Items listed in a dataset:
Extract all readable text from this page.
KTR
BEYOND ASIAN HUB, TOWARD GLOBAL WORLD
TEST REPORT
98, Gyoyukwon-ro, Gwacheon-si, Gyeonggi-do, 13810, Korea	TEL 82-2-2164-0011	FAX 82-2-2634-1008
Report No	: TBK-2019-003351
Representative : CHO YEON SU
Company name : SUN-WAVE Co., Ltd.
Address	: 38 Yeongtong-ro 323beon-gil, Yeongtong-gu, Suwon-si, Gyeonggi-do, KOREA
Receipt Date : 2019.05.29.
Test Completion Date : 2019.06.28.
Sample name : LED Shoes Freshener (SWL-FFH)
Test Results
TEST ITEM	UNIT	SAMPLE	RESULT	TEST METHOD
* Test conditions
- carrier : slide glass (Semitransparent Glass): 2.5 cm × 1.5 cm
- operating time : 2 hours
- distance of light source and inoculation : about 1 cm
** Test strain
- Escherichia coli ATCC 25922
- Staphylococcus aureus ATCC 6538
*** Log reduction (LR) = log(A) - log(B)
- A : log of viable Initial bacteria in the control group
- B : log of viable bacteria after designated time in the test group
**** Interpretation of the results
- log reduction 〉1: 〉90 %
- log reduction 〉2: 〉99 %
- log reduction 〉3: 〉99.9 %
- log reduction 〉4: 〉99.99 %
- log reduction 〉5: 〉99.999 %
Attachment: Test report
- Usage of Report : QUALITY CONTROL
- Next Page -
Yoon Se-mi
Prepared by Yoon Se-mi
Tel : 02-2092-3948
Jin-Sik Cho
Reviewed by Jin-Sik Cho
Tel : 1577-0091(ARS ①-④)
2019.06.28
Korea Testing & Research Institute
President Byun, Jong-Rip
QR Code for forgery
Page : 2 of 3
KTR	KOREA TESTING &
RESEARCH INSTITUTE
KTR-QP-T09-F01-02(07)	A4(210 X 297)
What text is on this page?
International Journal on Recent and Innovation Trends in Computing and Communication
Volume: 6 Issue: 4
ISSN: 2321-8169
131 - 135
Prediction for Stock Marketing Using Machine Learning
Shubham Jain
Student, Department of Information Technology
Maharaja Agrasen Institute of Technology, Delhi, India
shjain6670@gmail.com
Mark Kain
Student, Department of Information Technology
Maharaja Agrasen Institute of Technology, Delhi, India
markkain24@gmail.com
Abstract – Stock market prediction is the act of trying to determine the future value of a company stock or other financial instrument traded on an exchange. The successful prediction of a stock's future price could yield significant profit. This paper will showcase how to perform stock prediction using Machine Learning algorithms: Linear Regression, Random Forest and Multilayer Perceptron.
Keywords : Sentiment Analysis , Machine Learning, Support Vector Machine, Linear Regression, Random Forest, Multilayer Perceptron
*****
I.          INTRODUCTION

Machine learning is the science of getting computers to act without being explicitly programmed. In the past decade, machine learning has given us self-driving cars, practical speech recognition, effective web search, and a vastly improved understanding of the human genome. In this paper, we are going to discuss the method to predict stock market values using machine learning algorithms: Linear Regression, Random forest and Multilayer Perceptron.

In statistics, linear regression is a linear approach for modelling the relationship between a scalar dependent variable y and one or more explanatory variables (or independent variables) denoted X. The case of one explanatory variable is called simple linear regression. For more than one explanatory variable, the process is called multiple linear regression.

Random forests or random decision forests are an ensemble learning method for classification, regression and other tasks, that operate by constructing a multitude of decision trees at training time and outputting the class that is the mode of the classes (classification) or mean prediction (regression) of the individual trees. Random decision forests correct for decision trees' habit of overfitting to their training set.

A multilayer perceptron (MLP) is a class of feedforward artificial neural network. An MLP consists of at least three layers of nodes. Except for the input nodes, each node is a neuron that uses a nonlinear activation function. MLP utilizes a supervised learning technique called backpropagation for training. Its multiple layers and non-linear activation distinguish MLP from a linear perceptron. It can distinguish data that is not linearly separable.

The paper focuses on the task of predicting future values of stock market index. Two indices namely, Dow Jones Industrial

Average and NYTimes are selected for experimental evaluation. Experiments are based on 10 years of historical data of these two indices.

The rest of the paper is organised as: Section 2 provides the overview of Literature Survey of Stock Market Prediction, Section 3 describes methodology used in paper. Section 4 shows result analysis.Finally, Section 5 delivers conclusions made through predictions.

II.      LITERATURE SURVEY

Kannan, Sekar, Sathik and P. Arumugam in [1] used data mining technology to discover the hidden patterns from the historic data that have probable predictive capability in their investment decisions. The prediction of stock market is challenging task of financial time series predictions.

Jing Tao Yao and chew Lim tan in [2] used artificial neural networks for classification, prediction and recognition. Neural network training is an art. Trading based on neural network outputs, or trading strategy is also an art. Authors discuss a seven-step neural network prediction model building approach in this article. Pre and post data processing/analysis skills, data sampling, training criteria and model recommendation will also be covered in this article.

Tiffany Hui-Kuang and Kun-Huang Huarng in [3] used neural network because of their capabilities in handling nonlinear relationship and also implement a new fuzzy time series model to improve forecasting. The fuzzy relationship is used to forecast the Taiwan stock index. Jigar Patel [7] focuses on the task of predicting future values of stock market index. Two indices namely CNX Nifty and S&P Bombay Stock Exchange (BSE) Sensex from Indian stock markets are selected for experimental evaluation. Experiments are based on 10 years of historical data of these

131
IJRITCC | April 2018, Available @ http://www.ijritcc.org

#### Required work
From the entries above, copy each line that holds "viable".

#### The completed task
- A : log of viable Initial bacteria in the control group
- B : log of viable bacteria after designated time in the test group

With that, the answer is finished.